* [Exercise directions]: Check each line of the records below and collect those holding "Type".

(Collected data)
>> Start

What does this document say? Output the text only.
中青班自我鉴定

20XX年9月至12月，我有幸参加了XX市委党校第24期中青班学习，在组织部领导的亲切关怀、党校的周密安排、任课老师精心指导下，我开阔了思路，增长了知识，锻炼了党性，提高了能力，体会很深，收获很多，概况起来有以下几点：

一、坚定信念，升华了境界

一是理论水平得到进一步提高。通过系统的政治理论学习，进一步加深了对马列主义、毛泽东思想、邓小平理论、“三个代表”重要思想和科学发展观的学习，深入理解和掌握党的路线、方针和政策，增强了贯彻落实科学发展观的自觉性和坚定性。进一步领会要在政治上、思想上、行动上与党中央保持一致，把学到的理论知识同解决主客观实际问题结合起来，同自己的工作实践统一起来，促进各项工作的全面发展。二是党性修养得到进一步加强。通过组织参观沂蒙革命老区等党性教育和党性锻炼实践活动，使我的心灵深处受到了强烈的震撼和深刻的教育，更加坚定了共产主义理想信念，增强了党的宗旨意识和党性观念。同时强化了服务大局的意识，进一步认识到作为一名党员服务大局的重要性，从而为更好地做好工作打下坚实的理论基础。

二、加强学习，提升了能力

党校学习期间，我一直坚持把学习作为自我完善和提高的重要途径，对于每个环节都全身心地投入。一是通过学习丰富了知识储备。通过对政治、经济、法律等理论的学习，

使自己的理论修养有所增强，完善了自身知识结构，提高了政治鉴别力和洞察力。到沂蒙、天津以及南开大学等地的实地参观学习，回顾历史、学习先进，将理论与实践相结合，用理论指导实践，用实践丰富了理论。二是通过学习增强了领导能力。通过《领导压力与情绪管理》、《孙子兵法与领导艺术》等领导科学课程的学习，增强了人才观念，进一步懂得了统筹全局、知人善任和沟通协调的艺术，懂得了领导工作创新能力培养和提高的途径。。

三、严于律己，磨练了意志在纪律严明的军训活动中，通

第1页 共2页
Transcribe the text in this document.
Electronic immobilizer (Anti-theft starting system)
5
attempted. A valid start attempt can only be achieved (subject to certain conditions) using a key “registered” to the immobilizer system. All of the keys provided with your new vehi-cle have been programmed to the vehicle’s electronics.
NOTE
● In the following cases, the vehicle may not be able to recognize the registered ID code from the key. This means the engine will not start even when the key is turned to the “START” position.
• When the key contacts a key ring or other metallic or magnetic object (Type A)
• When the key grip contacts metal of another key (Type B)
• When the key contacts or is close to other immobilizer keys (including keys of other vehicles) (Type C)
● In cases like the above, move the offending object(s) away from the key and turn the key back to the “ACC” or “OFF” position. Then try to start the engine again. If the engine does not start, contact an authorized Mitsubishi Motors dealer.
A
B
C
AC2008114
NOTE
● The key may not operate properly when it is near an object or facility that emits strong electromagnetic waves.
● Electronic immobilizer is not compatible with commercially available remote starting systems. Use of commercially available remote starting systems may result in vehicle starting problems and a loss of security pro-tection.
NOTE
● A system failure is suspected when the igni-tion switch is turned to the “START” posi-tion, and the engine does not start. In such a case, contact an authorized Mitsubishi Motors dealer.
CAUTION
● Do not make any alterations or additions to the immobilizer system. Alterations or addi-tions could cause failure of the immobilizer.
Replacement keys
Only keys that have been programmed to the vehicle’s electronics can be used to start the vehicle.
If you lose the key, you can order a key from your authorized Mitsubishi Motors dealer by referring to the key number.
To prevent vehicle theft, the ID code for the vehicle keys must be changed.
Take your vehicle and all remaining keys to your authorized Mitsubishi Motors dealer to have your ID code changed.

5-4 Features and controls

>> End

* [Exercise output]:
• When the key contacts a key ring or other metallic or magnetic object (Type A)
• When the key grip contacts metal of another key (Type B)
• When the key contacts or is close to other immobilizer keys (including keys of other vehicles) (Type C)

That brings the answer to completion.